Dataset items

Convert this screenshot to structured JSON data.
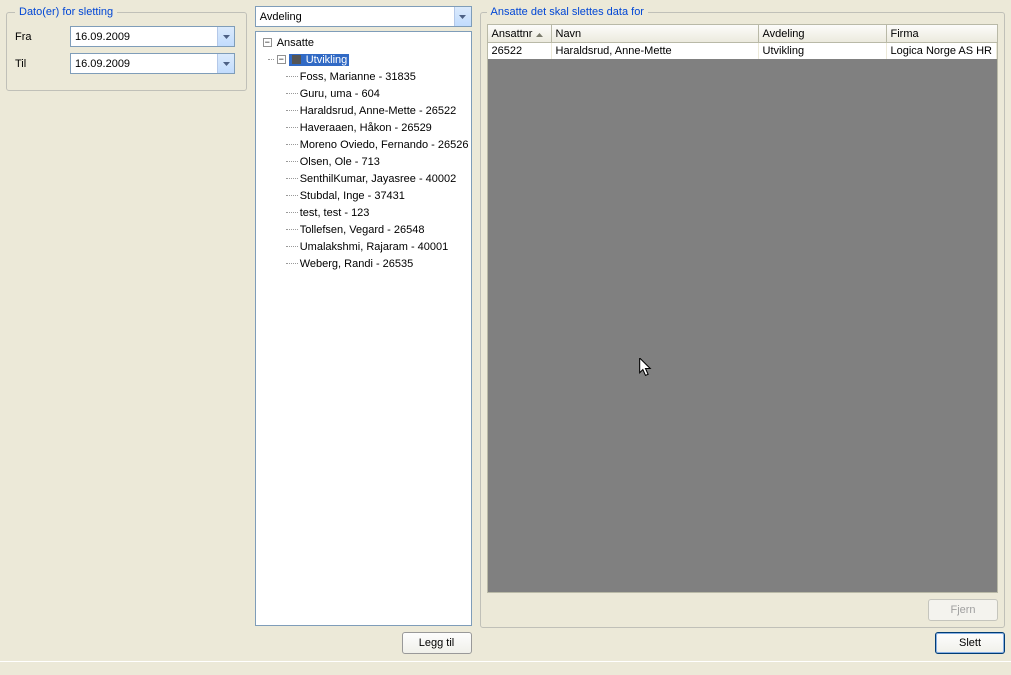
{
  "dates": {
    "legend": "Dato(er) for sletting",
    "fra_label": "Fra",
    "til_label": "Til",
    "fra_value": "16.09.2009",
    "til_value": "16.09.2009"
  },
  "dept_filter": {
    "value": "Avdeling"
  },
  "tree": {
    "root_label": "Ansatte",
    "selected_label": "Utvikling",
    "items": [
      "Foss, Marianne - 31835",
      "Guru, uma - 604",
      "Haraldsrud, Anne-Mette - 26522",
      "Haveraaen, Håkon - 26529",
      "Moreno Oviedo, Fernando - 26526",
      "Olsen, Ole - 713",
      "SenthilKumar, Jayasree - 40002",
      "Stubdal, Inge - 37431",
      "test, test - 123",
      "Tollefsen, Vegard - 26548",
      "Umalakshmi, Rajaram - 40001",
      "Weberg, Randi - 26535"
    ]
  },
  "buttons": {
    "legg_til": "Legg til",
    "fjern": "Fjern",
    "slett": "Slett"
  },
  "grid": {
    "legend": "Ansatte det skal slettes data for",
    "headers": {
      "ansattnr": "Ansattnr",
      "navn": "Navn",
      "avdeling": "Avdeling",
      "firma": "Firma"
    },
    "rows": [
      {
        "ansattnr": "26522",
        "navn": "Haraldsrud, Anne-Mette",
        "avdeling": "Utvikling",
        "firma": "Logica Norge AS HR"
      }
    ]
  }
}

EXERCISE
Return the entries unchanged, save for the pictures, which do not belong in the copy.

TASK ANSWER
Convert this screenshot to structured JSON data.
{
  "dates": {
    "legend": "Dato(er) for sletting",
    "fra_label": "Fra",
    "til_label": "Til",
    "fra_value": "16.09.2009",
    "til_value": "16.09.2009"
  },
  "dept_filter": {
    "value": "Avdeling"
  },
  "tree": {
    "root_label": "Ansatte",
    "selected_label": "Utvikling",
    "items": [
      "Foss, Marianne - 31835",
      "Guru, uma - 604",
      "Haraldsrud, Anne-Mette - 26522",
      "Haveraaen, Håkon - 26529",
      "Moreno Oviedo, Fernando - 26526",
      "Olsen, Ole - 713",
      "SenthilKumar, Jayasree - 40002",
      "Stubdal, Inge - 37431",
      "test, test - 123",
      "Tollefsen, Vegard - 26548",
      "Umalakshmi, Rajaram - 40001",
      "Weberg, Randi - 26535"
    ]
  },
  "buttons": {
    "legg_til": "Legg til",
    "fjern": "Fjern",
    "slett": "Slett"
  },
  "grid": {
    "legend": "Ansatte det skal slettes data for",
    "headers": {
      "ansattnr": "Ansattnr",
      "navn": "Navn",
      "avdeling": "Avdeling",
      "firma": "Firma"
    },
    "rows": [
      {
        "ansattnr": "26522",
        "navn": "Haraldsrud, Anne-Mette",
        "avdeling": "Utvikling",
        "firma": "Logica Norge AS HR"
      }
    ]
  }
}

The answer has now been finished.